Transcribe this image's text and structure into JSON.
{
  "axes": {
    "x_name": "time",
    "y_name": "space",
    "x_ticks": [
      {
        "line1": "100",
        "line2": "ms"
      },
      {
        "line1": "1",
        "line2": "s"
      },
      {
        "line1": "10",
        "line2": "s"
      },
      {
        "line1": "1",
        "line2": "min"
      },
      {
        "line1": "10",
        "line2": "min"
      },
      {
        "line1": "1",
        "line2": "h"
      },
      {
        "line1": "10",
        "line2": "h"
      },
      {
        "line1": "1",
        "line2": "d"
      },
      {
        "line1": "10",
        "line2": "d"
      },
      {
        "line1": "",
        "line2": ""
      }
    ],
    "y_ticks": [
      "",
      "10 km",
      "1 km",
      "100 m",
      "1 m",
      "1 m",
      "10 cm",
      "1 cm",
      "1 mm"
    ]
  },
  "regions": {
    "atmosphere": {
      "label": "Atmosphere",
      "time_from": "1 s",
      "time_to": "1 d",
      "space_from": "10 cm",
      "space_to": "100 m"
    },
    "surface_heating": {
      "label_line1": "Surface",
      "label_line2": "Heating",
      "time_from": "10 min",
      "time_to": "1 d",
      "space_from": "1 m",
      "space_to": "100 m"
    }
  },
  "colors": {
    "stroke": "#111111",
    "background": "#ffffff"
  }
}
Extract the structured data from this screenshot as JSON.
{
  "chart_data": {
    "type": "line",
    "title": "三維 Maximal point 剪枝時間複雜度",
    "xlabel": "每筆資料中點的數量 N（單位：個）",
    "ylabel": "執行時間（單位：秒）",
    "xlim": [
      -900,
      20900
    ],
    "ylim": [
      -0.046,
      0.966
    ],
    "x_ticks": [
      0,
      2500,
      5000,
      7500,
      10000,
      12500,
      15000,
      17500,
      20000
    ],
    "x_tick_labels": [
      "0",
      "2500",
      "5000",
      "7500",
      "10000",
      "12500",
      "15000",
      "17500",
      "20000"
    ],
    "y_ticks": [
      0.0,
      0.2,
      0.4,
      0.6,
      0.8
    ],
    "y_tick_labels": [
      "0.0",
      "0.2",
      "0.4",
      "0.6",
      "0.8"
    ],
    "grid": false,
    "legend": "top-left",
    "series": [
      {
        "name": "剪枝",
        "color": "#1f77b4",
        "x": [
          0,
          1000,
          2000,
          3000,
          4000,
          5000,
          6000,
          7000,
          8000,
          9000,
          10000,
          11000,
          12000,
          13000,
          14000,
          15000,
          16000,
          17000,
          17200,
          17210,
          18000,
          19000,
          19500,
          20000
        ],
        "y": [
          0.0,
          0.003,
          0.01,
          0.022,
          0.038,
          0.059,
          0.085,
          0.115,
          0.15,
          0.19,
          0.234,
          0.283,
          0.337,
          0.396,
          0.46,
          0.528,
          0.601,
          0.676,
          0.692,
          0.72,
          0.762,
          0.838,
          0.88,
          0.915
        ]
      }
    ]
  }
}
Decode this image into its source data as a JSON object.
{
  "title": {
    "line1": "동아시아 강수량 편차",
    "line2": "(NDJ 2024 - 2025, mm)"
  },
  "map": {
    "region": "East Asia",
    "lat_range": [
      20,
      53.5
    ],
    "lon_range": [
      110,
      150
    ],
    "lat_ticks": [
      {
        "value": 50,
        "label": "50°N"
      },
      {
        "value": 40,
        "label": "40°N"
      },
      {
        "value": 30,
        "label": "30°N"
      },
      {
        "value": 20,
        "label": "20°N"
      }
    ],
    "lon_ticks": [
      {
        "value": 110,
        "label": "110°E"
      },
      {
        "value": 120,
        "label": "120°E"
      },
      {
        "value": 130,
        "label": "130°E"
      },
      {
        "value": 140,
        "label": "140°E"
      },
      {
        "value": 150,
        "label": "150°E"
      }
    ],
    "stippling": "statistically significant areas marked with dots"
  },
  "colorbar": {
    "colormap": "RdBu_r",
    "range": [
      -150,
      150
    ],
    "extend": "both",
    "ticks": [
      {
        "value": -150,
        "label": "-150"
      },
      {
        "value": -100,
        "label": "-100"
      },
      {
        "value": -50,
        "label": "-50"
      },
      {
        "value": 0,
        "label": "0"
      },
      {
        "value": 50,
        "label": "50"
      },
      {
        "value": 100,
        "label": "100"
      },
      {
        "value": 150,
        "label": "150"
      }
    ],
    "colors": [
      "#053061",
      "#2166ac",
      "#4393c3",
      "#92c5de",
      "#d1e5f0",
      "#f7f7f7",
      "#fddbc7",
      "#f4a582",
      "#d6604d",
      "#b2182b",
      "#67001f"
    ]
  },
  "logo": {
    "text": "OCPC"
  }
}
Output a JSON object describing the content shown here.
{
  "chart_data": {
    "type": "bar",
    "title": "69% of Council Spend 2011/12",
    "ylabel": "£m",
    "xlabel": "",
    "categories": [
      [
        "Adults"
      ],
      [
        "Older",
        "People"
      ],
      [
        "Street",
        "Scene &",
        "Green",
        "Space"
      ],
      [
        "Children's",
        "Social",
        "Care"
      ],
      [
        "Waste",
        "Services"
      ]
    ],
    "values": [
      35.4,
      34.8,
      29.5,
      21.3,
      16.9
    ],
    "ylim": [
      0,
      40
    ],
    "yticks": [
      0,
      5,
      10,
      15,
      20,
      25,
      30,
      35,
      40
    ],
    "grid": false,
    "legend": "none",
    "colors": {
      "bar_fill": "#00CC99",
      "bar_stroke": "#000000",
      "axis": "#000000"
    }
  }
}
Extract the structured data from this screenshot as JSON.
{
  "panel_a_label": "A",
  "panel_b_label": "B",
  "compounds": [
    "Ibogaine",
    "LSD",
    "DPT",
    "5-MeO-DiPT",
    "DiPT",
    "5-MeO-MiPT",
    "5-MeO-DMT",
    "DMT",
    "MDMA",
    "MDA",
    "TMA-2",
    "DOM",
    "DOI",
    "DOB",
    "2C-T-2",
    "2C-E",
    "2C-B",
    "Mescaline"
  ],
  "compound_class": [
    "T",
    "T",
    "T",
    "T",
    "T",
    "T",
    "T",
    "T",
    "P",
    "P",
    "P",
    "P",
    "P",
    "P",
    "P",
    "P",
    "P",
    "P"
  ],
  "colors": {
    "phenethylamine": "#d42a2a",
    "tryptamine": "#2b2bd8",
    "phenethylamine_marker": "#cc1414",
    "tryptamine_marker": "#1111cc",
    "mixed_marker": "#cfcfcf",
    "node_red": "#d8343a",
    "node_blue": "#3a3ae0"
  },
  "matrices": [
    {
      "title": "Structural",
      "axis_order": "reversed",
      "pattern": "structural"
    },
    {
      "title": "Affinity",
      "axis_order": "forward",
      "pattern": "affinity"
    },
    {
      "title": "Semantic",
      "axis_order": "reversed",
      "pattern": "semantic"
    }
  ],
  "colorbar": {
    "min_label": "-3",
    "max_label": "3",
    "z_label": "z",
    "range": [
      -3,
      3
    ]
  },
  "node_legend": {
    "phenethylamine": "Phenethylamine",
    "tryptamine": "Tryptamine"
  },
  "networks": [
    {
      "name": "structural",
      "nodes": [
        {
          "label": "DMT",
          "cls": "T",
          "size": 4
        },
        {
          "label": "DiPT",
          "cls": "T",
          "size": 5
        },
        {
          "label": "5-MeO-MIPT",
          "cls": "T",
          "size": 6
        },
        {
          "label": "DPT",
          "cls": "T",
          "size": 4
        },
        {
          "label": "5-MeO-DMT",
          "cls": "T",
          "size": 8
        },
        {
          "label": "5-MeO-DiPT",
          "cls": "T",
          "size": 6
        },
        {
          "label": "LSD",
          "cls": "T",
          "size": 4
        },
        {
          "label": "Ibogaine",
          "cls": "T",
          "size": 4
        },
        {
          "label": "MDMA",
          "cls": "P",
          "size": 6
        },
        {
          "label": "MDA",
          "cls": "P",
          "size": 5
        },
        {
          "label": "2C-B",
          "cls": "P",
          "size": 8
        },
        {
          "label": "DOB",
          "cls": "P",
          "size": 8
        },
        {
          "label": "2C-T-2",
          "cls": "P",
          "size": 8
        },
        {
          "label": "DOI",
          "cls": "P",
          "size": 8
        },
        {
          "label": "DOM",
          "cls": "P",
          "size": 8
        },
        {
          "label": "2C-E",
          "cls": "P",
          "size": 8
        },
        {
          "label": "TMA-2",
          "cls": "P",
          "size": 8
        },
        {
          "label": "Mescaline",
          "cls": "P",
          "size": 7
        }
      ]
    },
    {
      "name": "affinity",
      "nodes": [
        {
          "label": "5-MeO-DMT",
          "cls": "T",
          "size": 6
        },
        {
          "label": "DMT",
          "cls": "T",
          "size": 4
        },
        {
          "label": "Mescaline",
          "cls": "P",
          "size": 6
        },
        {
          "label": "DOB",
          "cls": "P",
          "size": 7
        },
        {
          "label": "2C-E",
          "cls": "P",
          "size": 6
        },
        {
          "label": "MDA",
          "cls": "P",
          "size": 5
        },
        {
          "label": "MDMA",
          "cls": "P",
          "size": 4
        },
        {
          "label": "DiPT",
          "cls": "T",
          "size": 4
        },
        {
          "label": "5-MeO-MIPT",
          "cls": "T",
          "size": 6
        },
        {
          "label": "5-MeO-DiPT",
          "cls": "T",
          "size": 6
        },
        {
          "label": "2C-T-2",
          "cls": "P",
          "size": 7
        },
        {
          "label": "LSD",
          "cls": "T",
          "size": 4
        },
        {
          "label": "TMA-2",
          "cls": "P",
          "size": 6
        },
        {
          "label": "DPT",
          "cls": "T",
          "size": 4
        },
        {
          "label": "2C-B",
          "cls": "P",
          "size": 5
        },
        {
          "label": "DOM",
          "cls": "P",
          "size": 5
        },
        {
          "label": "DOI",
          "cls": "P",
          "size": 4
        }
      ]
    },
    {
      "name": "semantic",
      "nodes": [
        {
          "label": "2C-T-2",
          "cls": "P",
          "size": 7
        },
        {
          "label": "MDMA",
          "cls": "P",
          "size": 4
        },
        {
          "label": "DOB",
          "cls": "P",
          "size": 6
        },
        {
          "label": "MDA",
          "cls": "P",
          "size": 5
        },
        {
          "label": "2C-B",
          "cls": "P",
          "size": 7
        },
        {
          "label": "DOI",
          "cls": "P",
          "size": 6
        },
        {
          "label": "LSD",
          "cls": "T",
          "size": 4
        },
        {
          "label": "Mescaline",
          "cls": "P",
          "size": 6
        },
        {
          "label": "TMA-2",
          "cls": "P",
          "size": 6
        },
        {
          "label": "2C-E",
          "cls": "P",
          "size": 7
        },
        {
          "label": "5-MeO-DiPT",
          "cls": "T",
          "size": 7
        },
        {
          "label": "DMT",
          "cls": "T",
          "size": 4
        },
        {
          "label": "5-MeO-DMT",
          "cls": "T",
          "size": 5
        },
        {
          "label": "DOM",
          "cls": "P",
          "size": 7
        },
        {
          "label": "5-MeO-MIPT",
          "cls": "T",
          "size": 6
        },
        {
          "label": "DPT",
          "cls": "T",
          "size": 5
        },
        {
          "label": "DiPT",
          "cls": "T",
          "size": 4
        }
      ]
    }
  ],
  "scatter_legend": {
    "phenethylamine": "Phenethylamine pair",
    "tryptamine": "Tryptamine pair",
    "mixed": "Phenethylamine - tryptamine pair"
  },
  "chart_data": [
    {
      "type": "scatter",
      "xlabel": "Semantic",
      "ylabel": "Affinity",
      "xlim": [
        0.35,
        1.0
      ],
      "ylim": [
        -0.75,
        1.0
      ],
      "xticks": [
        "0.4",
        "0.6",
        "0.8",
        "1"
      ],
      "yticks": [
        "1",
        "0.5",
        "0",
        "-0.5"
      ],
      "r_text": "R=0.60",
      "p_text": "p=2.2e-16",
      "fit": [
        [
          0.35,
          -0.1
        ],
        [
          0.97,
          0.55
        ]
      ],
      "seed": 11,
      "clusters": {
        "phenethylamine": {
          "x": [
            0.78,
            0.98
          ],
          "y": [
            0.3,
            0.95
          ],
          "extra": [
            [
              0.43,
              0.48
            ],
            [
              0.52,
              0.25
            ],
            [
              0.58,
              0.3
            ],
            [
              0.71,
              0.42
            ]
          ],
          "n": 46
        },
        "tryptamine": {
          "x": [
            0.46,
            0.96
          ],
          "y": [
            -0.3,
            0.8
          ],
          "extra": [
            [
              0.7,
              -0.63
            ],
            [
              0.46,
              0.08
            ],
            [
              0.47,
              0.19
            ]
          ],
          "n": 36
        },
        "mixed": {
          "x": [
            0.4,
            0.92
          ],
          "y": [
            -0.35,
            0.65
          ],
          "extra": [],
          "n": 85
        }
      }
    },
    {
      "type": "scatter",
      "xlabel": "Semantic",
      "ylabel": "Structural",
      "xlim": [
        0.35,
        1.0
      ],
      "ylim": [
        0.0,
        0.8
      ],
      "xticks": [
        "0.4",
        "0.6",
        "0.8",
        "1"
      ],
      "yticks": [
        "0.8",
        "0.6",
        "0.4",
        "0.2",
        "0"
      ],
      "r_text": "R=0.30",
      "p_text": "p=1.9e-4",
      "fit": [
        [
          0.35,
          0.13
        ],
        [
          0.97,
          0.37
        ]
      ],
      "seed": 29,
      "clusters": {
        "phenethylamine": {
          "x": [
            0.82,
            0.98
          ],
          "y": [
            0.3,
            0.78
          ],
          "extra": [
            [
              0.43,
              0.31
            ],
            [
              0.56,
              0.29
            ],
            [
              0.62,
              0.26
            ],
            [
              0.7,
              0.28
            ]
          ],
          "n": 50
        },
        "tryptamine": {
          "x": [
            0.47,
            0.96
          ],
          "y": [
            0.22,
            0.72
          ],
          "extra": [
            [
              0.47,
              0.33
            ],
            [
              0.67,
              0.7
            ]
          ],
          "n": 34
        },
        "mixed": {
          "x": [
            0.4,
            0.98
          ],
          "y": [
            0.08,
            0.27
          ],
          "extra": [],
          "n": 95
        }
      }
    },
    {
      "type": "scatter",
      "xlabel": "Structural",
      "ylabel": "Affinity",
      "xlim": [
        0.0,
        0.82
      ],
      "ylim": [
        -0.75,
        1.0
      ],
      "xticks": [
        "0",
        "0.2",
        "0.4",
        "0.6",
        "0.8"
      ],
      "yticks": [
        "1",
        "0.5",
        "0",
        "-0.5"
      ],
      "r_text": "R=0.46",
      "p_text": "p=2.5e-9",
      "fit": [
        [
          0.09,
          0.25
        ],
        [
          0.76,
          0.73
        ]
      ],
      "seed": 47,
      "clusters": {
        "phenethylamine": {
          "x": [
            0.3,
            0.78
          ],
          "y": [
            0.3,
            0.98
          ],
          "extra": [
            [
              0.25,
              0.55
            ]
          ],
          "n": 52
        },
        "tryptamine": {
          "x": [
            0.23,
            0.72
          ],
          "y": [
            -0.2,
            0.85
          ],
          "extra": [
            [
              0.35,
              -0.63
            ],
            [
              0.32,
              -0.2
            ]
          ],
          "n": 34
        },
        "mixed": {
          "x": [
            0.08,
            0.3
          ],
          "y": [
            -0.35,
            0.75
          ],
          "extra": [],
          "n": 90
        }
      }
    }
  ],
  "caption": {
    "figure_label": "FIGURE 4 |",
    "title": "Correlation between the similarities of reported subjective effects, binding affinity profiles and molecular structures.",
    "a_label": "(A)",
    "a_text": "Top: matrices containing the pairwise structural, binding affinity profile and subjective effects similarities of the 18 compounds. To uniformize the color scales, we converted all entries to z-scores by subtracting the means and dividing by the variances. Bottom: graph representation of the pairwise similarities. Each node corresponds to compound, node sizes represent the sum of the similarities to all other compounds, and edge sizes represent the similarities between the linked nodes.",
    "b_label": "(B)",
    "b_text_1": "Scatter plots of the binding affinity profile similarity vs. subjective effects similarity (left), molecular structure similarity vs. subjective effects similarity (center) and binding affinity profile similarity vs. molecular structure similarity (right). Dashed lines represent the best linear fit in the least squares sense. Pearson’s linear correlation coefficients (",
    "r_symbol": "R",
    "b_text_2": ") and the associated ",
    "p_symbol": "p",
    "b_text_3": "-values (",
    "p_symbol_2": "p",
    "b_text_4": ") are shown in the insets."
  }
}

____

**Task goal**. Count every line of the records that holds "title". State the number, nothing else.

**Solution for this exercise**. 7